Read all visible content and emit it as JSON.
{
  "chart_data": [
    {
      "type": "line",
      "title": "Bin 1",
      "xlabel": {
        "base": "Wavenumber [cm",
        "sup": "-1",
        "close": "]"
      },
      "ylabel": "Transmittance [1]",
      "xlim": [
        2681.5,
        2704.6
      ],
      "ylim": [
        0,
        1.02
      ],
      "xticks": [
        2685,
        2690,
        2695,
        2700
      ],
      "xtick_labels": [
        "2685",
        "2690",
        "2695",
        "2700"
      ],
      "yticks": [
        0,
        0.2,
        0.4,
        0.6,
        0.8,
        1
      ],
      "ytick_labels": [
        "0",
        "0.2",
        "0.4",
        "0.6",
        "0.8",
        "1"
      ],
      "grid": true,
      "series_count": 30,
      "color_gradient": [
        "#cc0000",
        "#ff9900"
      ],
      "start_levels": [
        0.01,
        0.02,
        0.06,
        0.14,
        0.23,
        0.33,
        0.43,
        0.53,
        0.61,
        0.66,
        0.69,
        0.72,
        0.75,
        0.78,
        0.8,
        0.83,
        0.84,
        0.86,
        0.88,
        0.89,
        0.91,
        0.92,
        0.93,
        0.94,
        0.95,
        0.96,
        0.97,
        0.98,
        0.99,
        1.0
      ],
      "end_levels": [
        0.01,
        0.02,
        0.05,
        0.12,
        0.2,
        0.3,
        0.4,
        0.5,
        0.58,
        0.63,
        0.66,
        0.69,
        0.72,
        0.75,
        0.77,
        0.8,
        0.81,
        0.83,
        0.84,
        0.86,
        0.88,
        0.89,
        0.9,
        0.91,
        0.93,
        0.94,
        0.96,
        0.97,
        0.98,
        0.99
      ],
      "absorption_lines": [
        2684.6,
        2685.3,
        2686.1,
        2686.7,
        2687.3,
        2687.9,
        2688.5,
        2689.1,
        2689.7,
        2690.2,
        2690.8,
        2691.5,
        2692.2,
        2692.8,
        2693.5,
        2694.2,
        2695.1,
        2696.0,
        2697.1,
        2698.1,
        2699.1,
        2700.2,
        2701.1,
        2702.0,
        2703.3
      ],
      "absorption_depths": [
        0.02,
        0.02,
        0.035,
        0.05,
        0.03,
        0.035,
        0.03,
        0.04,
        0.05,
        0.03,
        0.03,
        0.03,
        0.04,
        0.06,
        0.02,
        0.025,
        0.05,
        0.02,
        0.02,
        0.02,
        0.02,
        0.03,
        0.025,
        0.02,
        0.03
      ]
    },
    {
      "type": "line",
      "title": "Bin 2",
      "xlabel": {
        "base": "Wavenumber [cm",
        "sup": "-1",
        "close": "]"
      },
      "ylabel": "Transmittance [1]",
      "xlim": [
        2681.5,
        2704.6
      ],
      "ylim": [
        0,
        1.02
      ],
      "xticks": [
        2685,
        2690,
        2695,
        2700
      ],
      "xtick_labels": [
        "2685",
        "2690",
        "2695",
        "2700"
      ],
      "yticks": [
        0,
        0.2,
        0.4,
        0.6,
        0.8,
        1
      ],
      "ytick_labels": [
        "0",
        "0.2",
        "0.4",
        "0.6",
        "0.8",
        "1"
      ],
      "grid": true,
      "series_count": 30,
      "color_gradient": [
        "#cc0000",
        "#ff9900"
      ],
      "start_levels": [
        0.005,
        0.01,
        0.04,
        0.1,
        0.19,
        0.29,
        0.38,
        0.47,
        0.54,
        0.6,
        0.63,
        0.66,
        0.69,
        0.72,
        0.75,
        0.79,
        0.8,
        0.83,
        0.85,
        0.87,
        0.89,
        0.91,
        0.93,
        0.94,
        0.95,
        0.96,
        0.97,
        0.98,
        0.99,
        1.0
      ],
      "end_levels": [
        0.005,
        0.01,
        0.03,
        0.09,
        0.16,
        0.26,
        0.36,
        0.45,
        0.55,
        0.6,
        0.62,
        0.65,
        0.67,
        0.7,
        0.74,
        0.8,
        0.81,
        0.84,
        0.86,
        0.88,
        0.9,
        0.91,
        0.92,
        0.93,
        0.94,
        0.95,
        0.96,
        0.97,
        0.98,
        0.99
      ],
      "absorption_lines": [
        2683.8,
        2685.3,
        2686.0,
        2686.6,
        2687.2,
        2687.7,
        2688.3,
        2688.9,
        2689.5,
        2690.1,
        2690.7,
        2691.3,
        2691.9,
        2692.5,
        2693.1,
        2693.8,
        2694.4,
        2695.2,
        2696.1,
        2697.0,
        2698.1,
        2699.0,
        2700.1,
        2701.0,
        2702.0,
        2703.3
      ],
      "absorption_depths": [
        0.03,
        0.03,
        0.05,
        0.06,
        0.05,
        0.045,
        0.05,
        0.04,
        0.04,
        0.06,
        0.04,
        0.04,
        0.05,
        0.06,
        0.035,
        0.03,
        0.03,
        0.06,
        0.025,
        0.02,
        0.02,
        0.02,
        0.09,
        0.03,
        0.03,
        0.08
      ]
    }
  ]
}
....
* _GIVEN PROBLEM_: Take the entries above and copy them out exactly.

* _REPLY TO THE EXERCISE_:
Read all visible content and emit it as JSON.
{
  "chart_data": [
    {
      "type": "line",
      "title": "Bin 1",
      "xlabel": {
        "base": "Wavenumber [cm",
        "sup": "-1",
        "close": "]"
      },
      "ylabel": "Transmittance [1]",
      "xlim": [
        2681.5,
        2704.6
      ],
      "ylim": [
        0,
        1.02
      ],
      "xticks": [
        2685,
        2690,
        2695,
        2700
      ],
      "xtick_labels": [
        "2685",
        "2690",
        "2695",
        "2700"
      ],
      "yticks": [
        0,
        0.2,
        0.4,
        0.6,
        0.8,
        1
      ],
      "ytick_labels": [
        "0",
        "0.2",
        "0.4",
        "0.6",
        "0.8",
        "1"
      ],
      "grid": true,
      "series_count": 30,
      "color_gradient": [
        "#cc0000",
        "#ff9900"
      ],
      "start_levels": [
        0.01,
        0.02,
        0.06,
        0.14,
        0.23,
        0.33,
        0.43,
        0.53,
        0.61,
        0.66,
        0.69,
        0.72,
        0.75,
        0.78,
        0.8,
        0.83,
        0.84,
        0.86,
        0.88,
        0.89,
        0.91,
        0.92,
        0.93,
        0.94,
        0.95,
        0.96,
        0.97,
        0.98,
        0.99,
        1.0
      ],
      "end_levels": [
        0.01,
        0.02,
        0.05,
        0.12,
        0.2,
        0.3,
        0.4,
        0.5,
        0.58,
        0.63,
        0.66,
        0.69,
        0.72,
        0.75,
        0.77,
        0.8,
        0.81,
        0.83,
        0.84,
        0.86,
        0.88,
        0.89,
        0.9,
        0.91,
        0.93,
        0.94,
        0.96,
        0.97,
        0.98,
        0.99
      ],
      "absorption_lines": [
        2684.6,
        2685.3,
        2686.1,
        2686.7,
        2687.3,
        2687.9,
        2688.5,
        2689.1,
        2689.7,
        2690.2,
        2690.8,
        2691.5,
        2692.2,
        2692.8,
        2693.5,
        2694.2,
        2695.1,
        2696.0,
        2697.1,
        2698.1,
        2699.1,
        2700.2,
        2701.1,
        2702.0,
        2703.3
      ],
      "absorption_depths": [
        0.02,
        0.02,
        0.035,
        0.05,
        0.03,
        0.035,
        0.03,
        0.04,
        0.05,
        0.03,
        0.03,
        0.03,
        0.04,
        0.06,
        0.02,
        0.025,
        0.05,
        0.02,
        0.02,
        0.02,
        0.02,
        0.03,
        0.025,
        0.02,
        0.03
      ]
    },
    {
      "type": "line",
      "title": "Bin 2",
      "xlabel": {
        "base": "Wavenumber [cm",
        "sup": "-1",
        "close": "]"
      },
      "ylabel": "Transmittance [1]",
      "xlim": [
        2681.5,
        2704.6
      ],
      "ylim": [
        0,
        1.02
      ],
      "xticks": [
        2685,
        2690,
        2695,
        2700
      ],
      "xtick_labels": [
        "2685",
        "2690",
        "2695",
        "2700"
      ],
      "yticks": [
        0,
        0.2,
        0.4,
        0.6,
        0.8,
        1
      ],
      "ytick_labels": [
        "0",
        "0.2",
        "0.4",
        "0.6",
        "0.8",
        "1"
      ],
      "grid": true,
      "series_count": 30,
      "color_gradient": [
        "#cc0000",
        "#ff9900"
      ],
      "start_levels": [
        0.005,
        0.01,
        0.04,
        0.1,
        0.19,
        0.29,
        0.38,
        0.47,
        0.54,
        0.6,
        0.63,
        0.66,
        0.69,
        0.72,
        0.75,
        0.79,
        0.8,
        0.83,
        0.85,
        0.87,
        0.89,
        0.91,
        0.93,
        0.94,
        0.95,
        0.96,
        0.97,
        0.98,
        0.99,
        1.0
      ],
      "end_levels": [
        0.005,
        0.01,
        0.03,
        0.09,
        0.16,
        0.26,
        0.36,
        0.45,
        0.55,
        0.6,
        0.62,
        0.65,
        0.67,
        0.7,
        0.74,
        0.8,
        0.81,
        0.84,
        0.86,
        0.88,
        0.9,
        0.91,
        0.92,
        0.93,
        0.94,
        0.95,
        0.96,
        0.97,
        0.98,
        0.99
      ],
      "absorption_lines": [
        2683.8,
        2685.3,
        2686.0,
        2686.6,
        2687.2,
        2687.7,
        2688.3,
        2688.9,
        2689.5,
        2690.1,
        2690.7,
        2691.3,
        2691.9,
        2692.5,
        2693.1,
        2693.8,
        2694.4,
        2695.2,
        2696.1,
        2697.0,
        2698.1,
        2699.0,
        2700.1,
        2701.0,
        2702.0,
        2703.3
      ],
      "absorption_depths": [
        0.03,
        0.03,
        0.05,
        0.06,
        0.05,
        0.045,
        0.05,
        0.04,
        0.04,
        0.06,
        0.04,
        0.04,
        0.05,
        0.06,
        0.035,
        0.03,
        0.03,
        0.06,
        0.025,
        0.02,
        0.02,
        0.02,
        0.09,
        0.03,
        0.03,
        0.08
      ]
    }
  ]
}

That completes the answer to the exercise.